**Exercise directions**
Return the whole listing, line for line, without the pictures in it.

====== Data for the task

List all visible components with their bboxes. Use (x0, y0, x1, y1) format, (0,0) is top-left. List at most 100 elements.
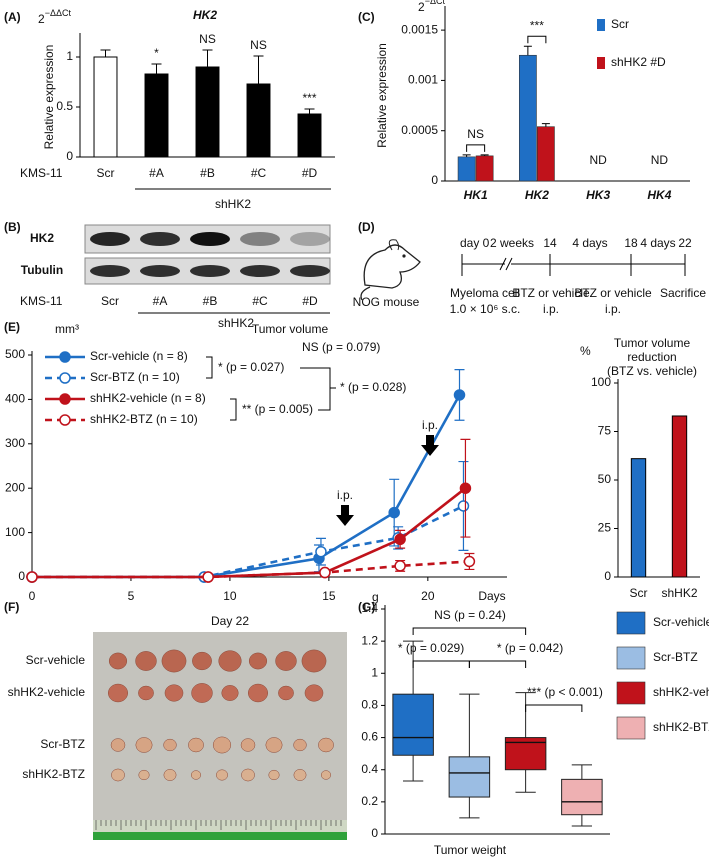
y-tick-label: 100 (591, 375, 611, 389)
x-tick-label: 0 (29, 589, 36, 603)
y-tick-label: 1 (66, 49, 73, 63)
x-tick-label: 20 (421, 589, 435, 603)
tumor (138, 685, 154, 701)
y-tick-label: 0 (18, 569, 25, 583)
legend-label: shHK2-vehicle (n = 8) (90, 391, 206, 405)
mouse-drawing (360, 244, 421, 301)
y-unit: mm³ (55, 322, 79, 336)
error-bar (462, 154, 471, 157)
data-point (319, 566, 331, 579)
comparison-label: * (p = 0.028) (340, 380, 406, 394)
chart-title: Tumor volume (252, 322, 329, 336)
legend-label: shHK2-BTZ (n = 10) (90, 412, 198, 426)
tumor (191, 683, 213, 703)
blot-band (190, 232, 230, 246)
data-point (394, 533, 406, 546)
bar (630, 458, 647, 578)
comparison-label: NS (p = 0.079) (302, 340, 380, 354)
panel-label: (B) (4, 220, 21, 234)
tumor (240, 738, 256, 752)
comparison-label: * (p = 0.029) (398, 641, 464, 655)
chart-subtitle: (BTZ vs. vehicle) (607, 364, 697, 378)
event-label: Myeloma cell (450, 286, 520, 300)
tumor (111, 768, 125, 782)
row-label: Scr-vehicle (26, 653, 86, 667)
bracket (468, 660, 527, 668)
y-tick-label: 300 (5, 436, 25, 450)
lane-label: #D (302, 294, 318, 308)
tumor (192, 651, 212, 671)
tumor (318, 737, 334, 753)
y-tick-label: 200 (5, 480, 25, 494)
y-tick-label: 0 (66, 149, 73, 163)
legend-marker (59, 414, 71, 426)
arrow-label: i.p. (422, 418, 438, 432)
y-tick-label: 0.5 (56, 99, 73, 113)
row-label: KMS-11 (20, 166, 63, 180)
group-label: shHK2 (215, 197, 251, 211)
y-tick-label: 0.0015 (401, 22, 438, 36)
tumor (218, 650, 242, 672)
x-tick-label: HK3 (586, 188, 610, 202)
arrow-label: i.p. (337, 488, 353, 502)
tumor (161, 649, 187, 673)
y-tick-label: 50 (598, 472, 612, 486)
x-tick-label: Scr (97, 166, 115, 180)
y-unit: g (372, 590, 379, 604)
blot-band (90, 232, 130, 246)
day-label: day 0 (460, 236, 490, 250)
tumor (108, 683, 128, 703)
event-label: BTZ or vehicle (574, 286, 652, 300)
tumor (275, 651, 297, 671)
error-bar (202, 49, 213, 67)
comparison-label: NS (p = 0.24) (434, 608, 506, 622)
bracket (527, 35, 547, 44)
significance: * (154, 46, 159, 60)
lane-label: #C (252, 294, 268, 308)
x-axis-label: Days (478, 589, 505, 603)
event-label: i.p. (543, 302, 559, 316)
tumor (265, 737, 283, 753)
legend-label: Scr-BTZ (653, 650, 698, 664)
chart-title: Tumor volume (614, 336, 691, 350)
y-tick-label: 1 (371, 665, 378, 679)
comparison-label: *** (p < 0.001) (527, 685, 603, 699)
blot-band (240, 232, 280, 246)
significance: NS (250, 38, 267, 52)
day-label: 22 (678, 236, 692, 250)
x-tick-label: 10 (223, 589, 237, 603)
bar (457, 156, 476, 182)
arrow (336, 505, 354, 526)
day-label: 18 (624, 236, 638, 250)
x-tick-label: #C (251, 166, 267, 180)
event-label: BTZ or vehicle (512, 286, 590, 300)
y-unit: 2−ΔCt (418, 0, 445, 14)
lane-label: Scr (101, 294, 119, 308)
box (561, 778, 603, 816)
tumor (301, 649, 327, 673)
tumor (188, 737, 204, 753)
row-label: shHK2-BTZ (22, 767, 85, 781)
y-tick-label: 0.8 (361, 698, 378, 712)
unit-base: 2 (38, 12, 45, 26)
interval-label: 4 days (640, 236, 675, 250)
y-tick-label: 0.6 (361, 730, 378, 744)
significance: NS (467, 127, 484, 141)
error-bar (541, 123, 550, 127)
unit-base: 2 (418, 0, 425, 14)
legend-swatch (597, 57, 605, 69)
legend-label: Scr-BTZ (n = 10) (90, 370, 180, 384)
blot-band (290, 265, 330, 277)
tumor (164, 684, 184, 702)
row-label: Scr-BTZ (40, 737, 85, 751)
y-tick-label: 500 (5, 347, 25, 361)
tumor (110, 738, 126, 752)
unit-exponent: −ΔΔCt (45, 8, 72, 18)
event-label: i.p. (605, 302, 621, 316)
comparison-label: ** (p = 0.005) (242, 402, 313, 416)
y-unit: % (580, 344, 591, 358)
y-axis-label: Relative expression (375, 43, 389, 148)
tumor (135, 737, 153, 753)
y-tick-label: 0 (431, 173, 438, 187)
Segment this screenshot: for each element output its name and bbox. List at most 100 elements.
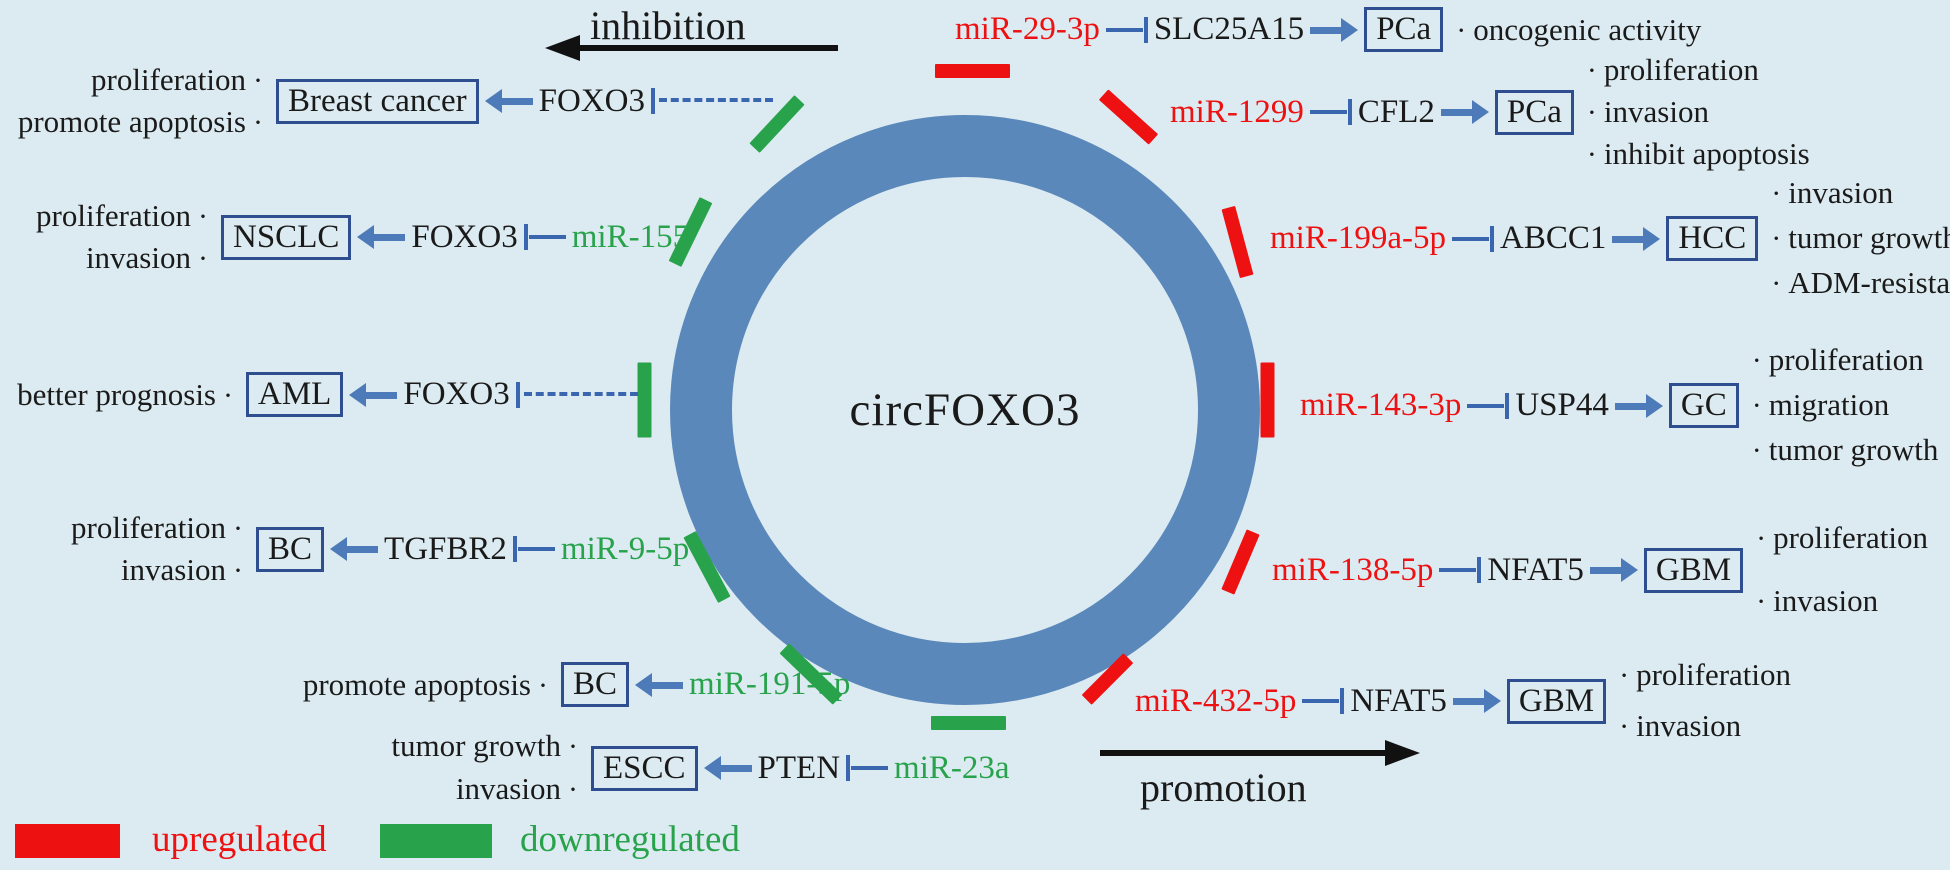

============

**Exercise answer**
List all visible components with their bboxes. Use (x0, y0, x1, y1) format, (0,0) is top-left. List at most 100 elements.
y-tick-label: 100 (591, 375, 611, 389)
x-tick-label: 0 (29, 589, 36, 603)
y-tick-label: 1 (66, 49, 73, 63)
x-tick-label: 20 (421, 589, 435, 603)
tumor (138, 685, 154, 701)
y-tick-label: 0 (18, 569, 25, 583)
legend-label: shHK2-vehicle (n = 8) (90, 391, 206, 405)
mouse-drawing (360, 244, 421, 301)
y-unit: mm³ (55, 322, 79, 336)
error-bar (462, 154, 471, 157)
data-point (319, 566, 331, 579)
comparison-label: * (p = 0.028) (340, 380, 406, 394)
chart-title: Tumor volume (252, 322, 329, 336)
legend-label: shHK2-BTZ (n = 10) (90, 412, 198, 426)
tumor (191, 683, 213, 703)
blot-band (190, 232, 230, 246)
data-point (394, 533, 406, 546)
bar (630, 458, 647, 578)
comparison-label: NS (p = 0.079) (302, 340, 380, 354)
panel-label: (B) (4, 220, 21, 234)
tumor (240, 738, 256, 752)
comparison-label: * (p = 0.029) (398, 641, 464, 655)
chart-subtitle: (BTZ vs. vehicle) (607, 364, 697, 378)
event-label: Myeloma cell (450, 286, 520, 300)
tumor (111, 768, 125, 782)
row-label: Scr-vehicle (26, 653, 86, 667)
bracket (468, 660, 527, 668)
y-tick-label: 300 (5, 436, 25, 450)
lane-label: #D (302, 294, 318, 308)
tumor (192, 651, 212, 671)
tumor (318, 737, 334, 753)
y-tick-label: 200 (5, 480, 25, 494)
y-tick-label: 0 (66, 149, 73, 163)
legend-marker (59, 414, 71, 426)
arrow-label: i.p. (422, 418, 438, 432)
y-tick-label: 0.5 (56, 99, 73, 113)
row-label: KMS-11 (20, 166, 63, 180)
group-label: shHK2 (215, 197, 251, 211)
y-tick-label: 0.0015 (401, 22, 438, 36)
tumor (218, 650, 242, 672)
x-tick-label: HK3 (586, 188, 610, 202)
arrow-label: i.p. (337, 488, 353, 502)
tumor (161, 649, 187, 673)
y-tick-label: 50 (598, 472, 612, 486)
x-tick-label: Scr (97, 166, 115, 180)
y-unit: g (372, 590, 379, 604)
blot-band (90, 232, 130, 246)
day-label: day 0 (460, 236, 490, 250)
tumor (108, 683, 128, 703)
event-label: BTZ or vehicle (574, 286, 652, 300)
tumor (275, 651, 297, 671)
error-bar (202, 49, 213, 67)
comparison-label: NS (p = 0.24) (434, 608, 506, 622)
bracket (527, 35, 547, 44)
significance: * (154, 46, 159, 60)
lane-label: #C (252, 294, 268, 308)
x-axis-label: Days (478, 589, 505, 603)
event-label: i.p. (543, 302, 559, 316)
tumor (265, 737, 283, 753)
legend-label: Scr-BTZ (653, 650, 698, 664)
chart-title: Tumor volume (614, 336, 691, 350)
y-tick-label: 1 (371, 665, 378, 679)
comparison-label: *** (p < 0.001) (527, 685, 603, 699)
blot-band (240, 232, 280, 246)
significance: NS (250, 38, 267, 52)
day-label: 22 (678, 236, 692, 250)
x-tick-label: 10 (223, 589, 237, 603)
bar (457, 156, 476, 182)
arrow (336, 505, 354, 526)
day-label: 18 (624, 236, 638, 250)
x-tick-label: #C (251, 166, 267, 180)
event-label: BTZ or vehicle (512, 286, 590, 300)
y-unit: 2−ΔCt (418, 0, 445, 14)
lane-label: Scr (101, 294, 119, 308)
box (561, 778, 603, 816)
tumor (301, 649, 327, 673)
tumor (188, 737, 204, 753)
row-label: shHK2-BTZ (22, 767, 85, 781)
y-tick-label: 0.8 (361, 698, 378, 712)
unit-base: 2 (38, 12, 45, 26)
interval-label: 4 days (640, 236, 675, 250)
y-tick-label: 0.6 (361, 730, 378, 744)
significance: NS (467, 127, 484, 141)
error-bar (541, 123, 550, 127)
unit-base: 2 (418, 0, 425, 14)
legend-swatch (597, 57, 605, 69)
legend-label: Scr-BTZ (n = 10) (90, 370, 180, 384)
blot-band (290, 265, 330, 277)
tumor (164, 684, 184, 702)
row-label: Scr-BTZ (40, 737, 85, 751)
y-tick-label: 500 (5, 347, 25, 361)
tumor (110, 738, 126, 752)
unit-exponent: −ΔΔCt (45, 8, 72, 18)
event-label: i.p. (605, 302, 621, 316)
comparison-label: ** (p = 0.005) (242, 402, 313, 416)
y-unit: % (580, 344, 591, 358)
y-axis-label: Relative expression (375, 43, 389, 148)
tumor (135, 737, 153, 753)
y-tick-label: 0 (431, 173, 438, 187)
Segment this screenshot: for each element output its name and bbox. List at most 100 elements.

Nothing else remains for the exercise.